• _Action item_
What lines below hold the string "Daily"? Copy them all.

• _Data to examine_
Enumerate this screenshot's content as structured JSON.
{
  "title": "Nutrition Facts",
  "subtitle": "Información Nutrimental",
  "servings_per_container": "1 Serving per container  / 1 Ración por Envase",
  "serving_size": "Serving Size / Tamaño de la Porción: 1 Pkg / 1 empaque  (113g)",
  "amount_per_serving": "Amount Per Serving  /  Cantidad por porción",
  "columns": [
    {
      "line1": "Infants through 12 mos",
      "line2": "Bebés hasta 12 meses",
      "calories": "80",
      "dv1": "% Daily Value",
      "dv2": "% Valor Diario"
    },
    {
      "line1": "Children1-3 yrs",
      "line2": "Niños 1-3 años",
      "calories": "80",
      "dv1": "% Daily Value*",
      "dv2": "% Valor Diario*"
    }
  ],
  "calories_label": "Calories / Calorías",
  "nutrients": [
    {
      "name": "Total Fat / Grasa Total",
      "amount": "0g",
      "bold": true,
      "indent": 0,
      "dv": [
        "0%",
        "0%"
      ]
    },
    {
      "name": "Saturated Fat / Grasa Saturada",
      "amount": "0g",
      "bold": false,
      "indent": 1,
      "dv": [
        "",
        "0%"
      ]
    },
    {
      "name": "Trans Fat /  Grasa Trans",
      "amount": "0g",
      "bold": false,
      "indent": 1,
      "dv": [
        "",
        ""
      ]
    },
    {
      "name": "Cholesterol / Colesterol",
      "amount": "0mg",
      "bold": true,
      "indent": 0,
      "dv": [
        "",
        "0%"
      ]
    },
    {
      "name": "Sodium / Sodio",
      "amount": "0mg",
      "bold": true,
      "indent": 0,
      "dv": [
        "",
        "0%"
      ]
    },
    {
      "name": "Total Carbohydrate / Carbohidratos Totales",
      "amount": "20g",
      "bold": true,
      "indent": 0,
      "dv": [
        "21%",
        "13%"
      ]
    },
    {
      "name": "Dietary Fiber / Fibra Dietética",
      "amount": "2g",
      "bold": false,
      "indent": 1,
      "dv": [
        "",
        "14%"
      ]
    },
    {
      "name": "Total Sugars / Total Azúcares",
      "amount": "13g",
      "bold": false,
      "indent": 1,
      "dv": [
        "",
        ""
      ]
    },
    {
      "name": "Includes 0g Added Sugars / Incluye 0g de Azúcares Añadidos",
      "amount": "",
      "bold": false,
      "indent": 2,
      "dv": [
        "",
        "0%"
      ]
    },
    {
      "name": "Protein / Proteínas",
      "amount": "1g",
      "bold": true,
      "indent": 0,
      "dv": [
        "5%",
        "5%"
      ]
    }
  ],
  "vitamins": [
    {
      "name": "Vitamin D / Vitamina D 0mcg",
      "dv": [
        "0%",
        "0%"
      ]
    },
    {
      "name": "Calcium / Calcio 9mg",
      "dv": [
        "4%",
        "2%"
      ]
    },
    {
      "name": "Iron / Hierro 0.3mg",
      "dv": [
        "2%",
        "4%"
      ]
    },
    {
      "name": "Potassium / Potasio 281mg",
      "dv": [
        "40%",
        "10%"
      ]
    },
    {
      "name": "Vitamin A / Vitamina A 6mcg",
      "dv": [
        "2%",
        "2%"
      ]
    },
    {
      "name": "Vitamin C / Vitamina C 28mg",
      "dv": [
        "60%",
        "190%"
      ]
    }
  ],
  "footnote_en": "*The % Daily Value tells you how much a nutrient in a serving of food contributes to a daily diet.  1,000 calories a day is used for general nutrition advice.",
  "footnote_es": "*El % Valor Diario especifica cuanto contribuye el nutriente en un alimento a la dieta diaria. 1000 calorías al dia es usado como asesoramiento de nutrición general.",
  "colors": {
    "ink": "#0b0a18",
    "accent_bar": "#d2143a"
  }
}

...

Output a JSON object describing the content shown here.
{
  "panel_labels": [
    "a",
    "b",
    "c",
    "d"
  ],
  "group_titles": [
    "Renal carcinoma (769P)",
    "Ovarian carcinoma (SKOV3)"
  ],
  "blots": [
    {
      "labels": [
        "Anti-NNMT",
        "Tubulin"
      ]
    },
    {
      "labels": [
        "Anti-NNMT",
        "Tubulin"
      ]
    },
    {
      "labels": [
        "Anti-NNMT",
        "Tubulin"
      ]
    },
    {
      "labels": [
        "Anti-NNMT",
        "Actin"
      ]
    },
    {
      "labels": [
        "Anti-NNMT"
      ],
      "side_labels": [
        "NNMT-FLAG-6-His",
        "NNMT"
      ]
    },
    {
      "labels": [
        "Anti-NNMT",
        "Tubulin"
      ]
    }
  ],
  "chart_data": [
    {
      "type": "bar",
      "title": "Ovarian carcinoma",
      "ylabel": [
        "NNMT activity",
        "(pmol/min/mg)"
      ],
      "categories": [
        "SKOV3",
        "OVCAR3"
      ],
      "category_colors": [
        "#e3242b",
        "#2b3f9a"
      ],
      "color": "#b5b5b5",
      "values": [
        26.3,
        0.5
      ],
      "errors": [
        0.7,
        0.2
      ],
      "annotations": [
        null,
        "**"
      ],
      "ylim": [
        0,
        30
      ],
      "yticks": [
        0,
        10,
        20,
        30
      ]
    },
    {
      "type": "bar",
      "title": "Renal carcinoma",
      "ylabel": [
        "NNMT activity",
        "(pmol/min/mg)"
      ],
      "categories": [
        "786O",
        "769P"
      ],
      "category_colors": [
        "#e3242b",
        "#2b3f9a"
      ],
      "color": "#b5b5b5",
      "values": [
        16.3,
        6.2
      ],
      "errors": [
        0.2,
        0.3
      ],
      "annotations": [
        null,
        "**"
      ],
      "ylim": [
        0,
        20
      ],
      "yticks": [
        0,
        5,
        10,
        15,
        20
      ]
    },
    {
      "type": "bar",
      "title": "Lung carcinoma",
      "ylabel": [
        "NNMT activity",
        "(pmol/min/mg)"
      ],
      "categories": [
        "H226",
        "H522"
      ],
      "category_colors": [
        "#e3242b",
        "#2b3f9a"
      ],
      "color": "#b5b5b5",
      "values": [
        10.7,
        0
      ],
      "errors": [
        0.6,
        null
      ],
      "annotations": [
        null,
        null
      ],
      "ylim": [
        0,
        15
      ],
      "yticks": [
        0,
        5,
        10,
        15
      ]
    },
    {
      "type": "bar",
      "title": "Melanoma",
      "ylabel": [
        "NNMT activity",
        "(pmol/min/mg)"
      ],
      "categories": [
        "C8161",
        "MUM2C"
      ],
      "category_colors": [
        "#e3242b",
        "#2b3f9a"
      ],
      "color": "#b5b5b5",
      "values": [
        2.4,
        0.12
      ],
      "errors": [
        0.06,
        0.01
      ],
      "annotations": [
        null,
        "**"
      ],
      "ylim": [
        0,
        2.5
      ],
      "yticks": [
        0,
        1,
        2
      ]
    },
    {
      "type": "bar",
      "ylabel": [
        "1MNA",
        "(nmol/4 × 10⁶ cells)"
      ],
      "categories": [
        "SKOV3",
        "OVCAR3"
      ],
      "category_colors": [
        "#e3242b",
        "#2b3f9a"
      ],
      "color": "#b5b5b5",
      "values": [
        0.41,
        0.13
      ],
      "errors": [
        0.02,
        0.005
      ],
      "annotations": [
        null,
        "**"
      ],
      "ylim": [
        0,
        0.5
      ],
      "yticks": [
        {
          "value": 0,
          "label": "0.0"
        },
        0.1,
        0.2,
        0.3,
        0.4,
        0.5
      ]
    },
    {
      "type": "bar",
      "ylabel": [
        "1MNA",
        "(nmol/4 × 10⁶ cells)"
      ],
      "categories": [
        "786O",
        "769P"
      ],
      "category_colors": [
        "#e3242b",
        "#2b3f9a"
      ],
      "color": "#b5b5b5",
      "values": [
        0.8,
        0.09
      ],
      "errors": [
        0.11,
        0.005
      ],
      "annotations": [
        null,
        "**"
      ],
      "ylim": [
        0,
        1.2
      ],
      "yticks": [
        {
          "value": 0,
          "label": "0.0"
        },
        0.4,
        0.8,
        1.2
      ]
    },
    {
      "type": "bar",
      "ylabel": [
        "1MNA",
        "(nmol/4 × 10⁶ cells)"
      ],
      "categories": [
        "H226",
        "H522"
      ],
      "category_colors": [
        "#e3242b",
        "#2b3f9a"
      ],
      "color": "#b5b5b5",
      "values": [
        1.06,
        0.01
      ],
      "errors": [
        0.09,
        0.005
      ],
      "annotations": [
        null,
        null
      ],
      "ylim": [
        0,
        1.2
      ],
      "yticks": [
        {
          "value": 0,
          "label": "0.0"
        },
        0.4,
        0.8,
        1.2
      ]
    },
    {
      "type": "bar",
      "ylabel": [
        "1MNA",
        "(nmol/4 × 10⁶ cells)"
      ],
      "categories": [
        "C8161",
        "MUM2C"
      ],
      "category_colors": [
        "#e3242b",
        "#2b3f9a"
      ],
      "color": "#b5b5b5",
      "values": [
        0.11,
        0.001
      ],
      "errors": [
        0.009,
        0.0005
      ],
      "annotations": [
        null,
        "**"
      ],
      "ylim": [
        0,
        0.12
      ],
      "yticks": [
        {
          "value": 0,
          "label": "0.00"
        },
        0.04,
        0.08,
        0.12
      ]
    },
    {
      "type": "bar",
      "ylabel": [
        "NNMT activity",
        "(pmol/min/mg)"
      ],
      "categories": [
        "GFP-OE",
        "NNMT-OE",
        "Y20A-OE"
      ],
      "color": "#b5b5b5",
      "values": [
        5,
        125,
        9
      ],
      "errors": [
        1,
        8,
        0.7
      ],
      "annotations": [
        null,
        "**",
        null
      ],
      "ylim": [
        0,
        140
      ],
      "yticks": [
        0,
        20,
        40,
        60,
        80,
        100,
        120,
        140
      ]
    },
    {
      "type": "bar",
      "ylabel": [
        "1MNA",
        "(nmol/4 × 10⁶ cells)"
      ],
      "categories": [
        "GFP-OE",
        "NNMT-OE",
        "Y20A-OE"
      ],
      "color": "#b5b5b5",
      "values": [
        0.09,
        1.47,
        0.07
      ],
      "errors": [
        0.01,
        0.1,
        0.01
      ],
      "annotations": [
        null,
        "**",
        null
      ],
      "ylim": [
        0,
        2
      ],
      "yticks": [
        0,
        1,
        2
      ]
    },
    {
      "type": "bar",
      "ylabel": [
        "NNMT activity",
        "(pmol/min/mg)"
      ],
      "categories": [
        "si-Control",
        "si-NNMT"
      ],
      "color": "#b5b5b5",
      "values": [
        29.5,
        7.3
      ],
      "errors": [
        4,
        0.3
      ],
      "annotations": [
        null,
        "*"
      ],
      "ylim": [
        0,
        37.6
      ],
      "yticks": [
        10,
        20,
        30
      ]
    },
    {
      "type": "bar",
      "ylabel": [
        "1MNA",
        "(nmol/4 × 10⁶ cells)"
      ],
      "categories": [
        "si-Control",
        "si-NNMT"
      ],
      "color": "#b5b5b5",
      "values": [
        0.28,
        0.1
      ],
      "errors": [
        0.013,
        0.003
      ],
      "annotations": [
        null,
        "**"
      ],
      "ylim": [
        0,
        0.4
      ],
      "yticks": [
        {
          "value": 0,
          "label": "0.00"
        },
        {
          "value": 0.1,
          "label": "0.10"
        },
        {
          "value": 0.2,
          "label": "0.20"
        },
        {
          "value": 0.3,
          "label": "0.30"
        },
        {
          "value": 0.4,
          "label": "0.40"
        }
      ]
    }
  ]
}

• _Result of the task_
      "dv1": "% Daily Value",
      "dv1": "% Daily Value*",
  "footnote_en": "*The % Daily Value tells you how much a nutrient in a serving of food contributes to a daily diet.  1,000 calories a day is used for general nutrition advice.",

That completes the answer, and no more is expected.